*Problem requirements*: Give the number of lines containing the word "cómo" and nothing more.

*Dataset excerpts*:
— BEGIN —

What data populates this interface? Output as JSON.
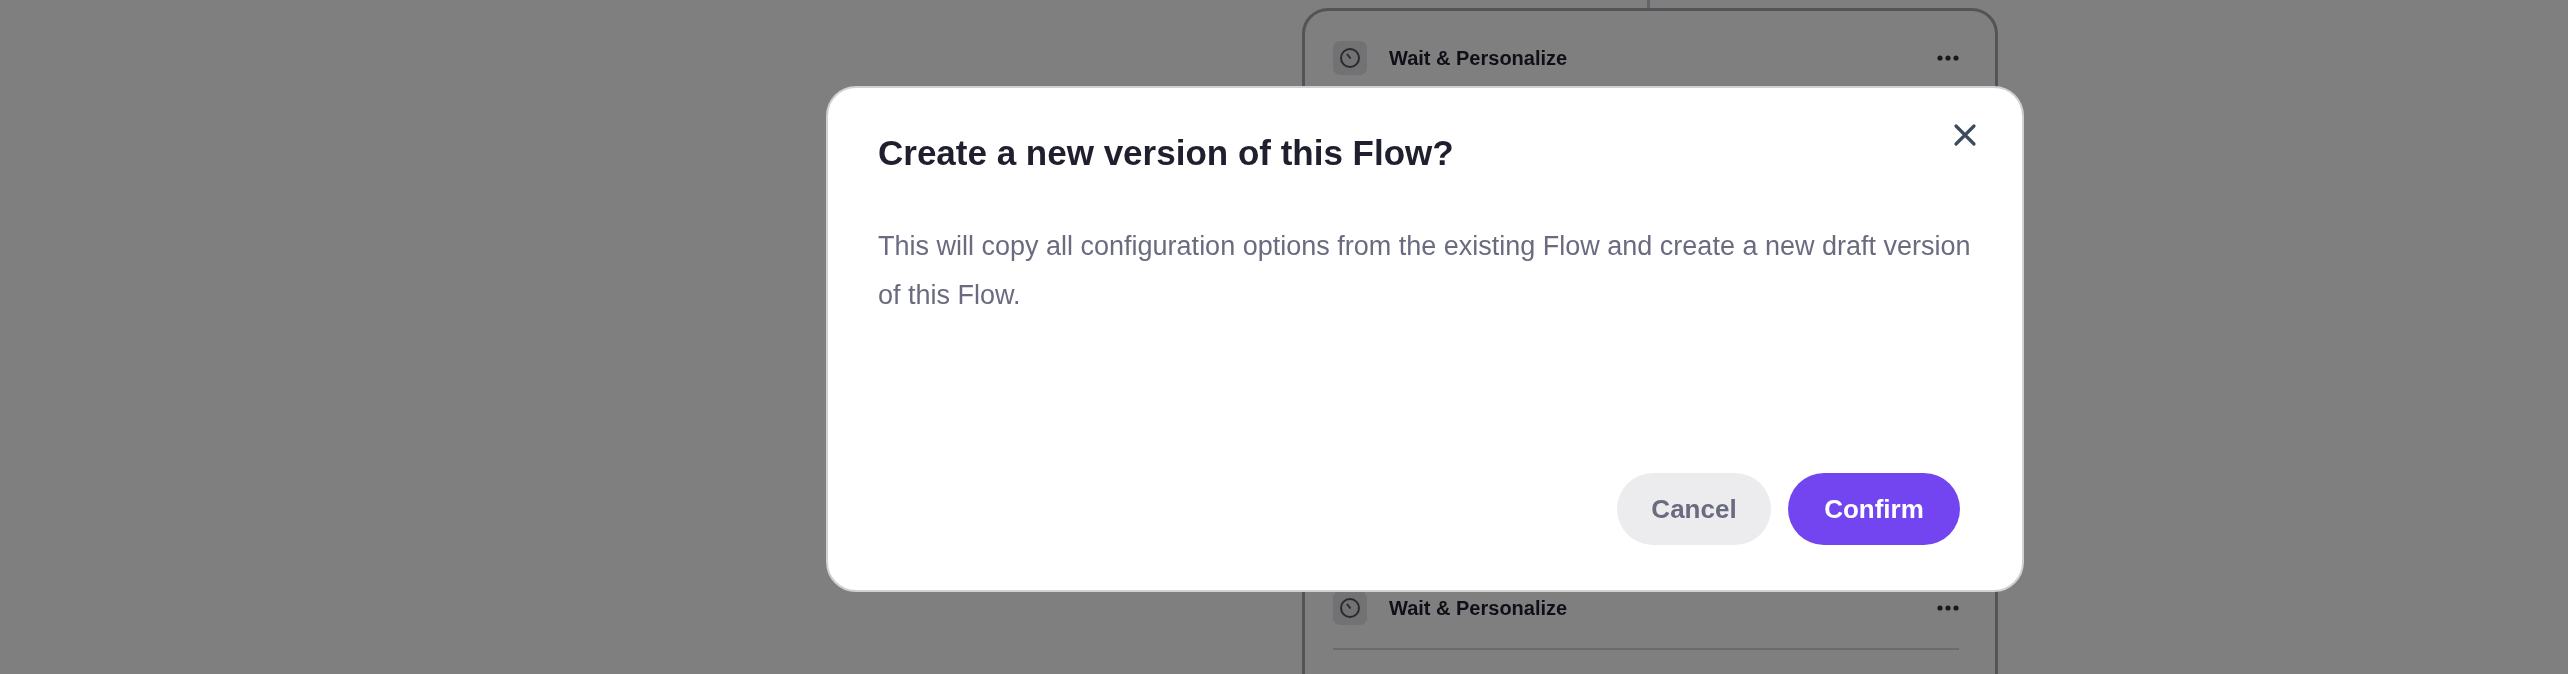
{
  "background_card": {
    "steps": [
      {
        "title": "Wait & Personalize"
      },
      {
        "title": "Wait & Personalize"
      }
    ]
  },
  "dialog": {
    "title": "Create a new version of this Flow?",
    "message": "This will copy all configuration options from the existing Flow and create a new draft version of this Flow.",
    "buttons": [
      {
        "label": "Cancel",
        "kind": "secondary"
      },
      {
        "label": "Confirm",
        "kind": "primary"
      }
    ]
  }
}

— END —
— BEGIN —

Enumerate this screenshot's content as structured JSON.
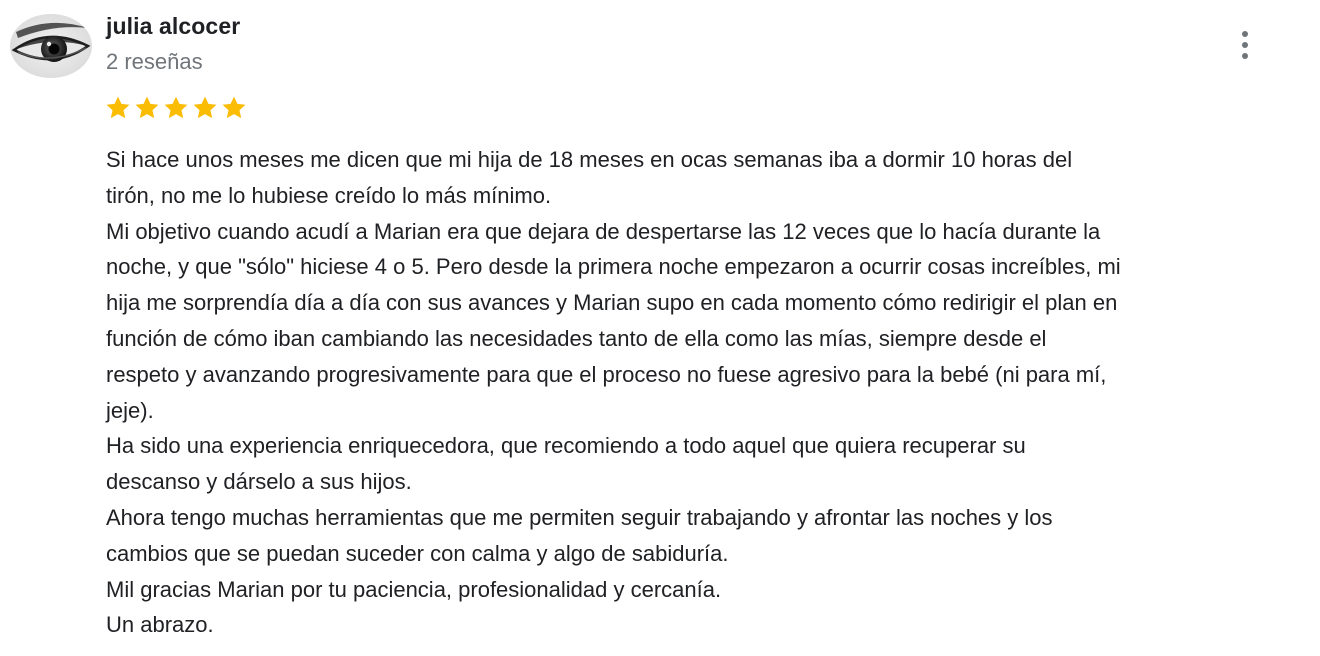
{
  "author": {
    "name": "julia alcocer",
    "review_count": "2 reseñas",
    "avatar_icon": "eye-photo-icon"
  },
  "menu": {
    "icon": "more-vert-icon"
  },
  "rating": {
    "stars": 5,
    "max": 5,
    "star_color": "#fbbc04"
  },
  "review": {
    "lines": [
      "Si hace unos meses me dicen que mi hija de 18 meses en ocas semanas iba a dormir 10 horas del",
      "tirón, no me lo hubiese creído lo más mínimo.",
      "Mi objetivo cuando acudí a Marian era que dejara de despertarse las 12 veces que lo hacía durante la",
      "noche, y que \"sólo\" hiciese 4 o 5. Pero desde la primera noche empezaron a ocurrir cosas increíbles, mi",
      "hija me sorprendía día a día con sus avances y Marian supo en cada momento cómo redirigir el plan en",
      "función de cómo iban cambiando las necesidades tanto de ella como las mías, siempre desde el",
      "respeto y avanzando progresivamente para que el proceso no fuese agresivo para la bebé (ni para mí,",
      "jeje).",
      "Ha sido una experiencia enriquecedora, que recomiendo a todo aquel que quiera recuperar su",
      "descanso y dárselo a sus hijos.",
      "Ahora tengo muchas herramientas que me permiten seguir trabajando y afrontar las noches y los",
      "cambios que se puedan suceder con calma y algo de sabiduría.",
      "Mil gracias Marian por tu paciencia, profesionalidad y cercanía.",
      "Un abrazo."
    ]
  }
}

— END —

*Answer below*: 2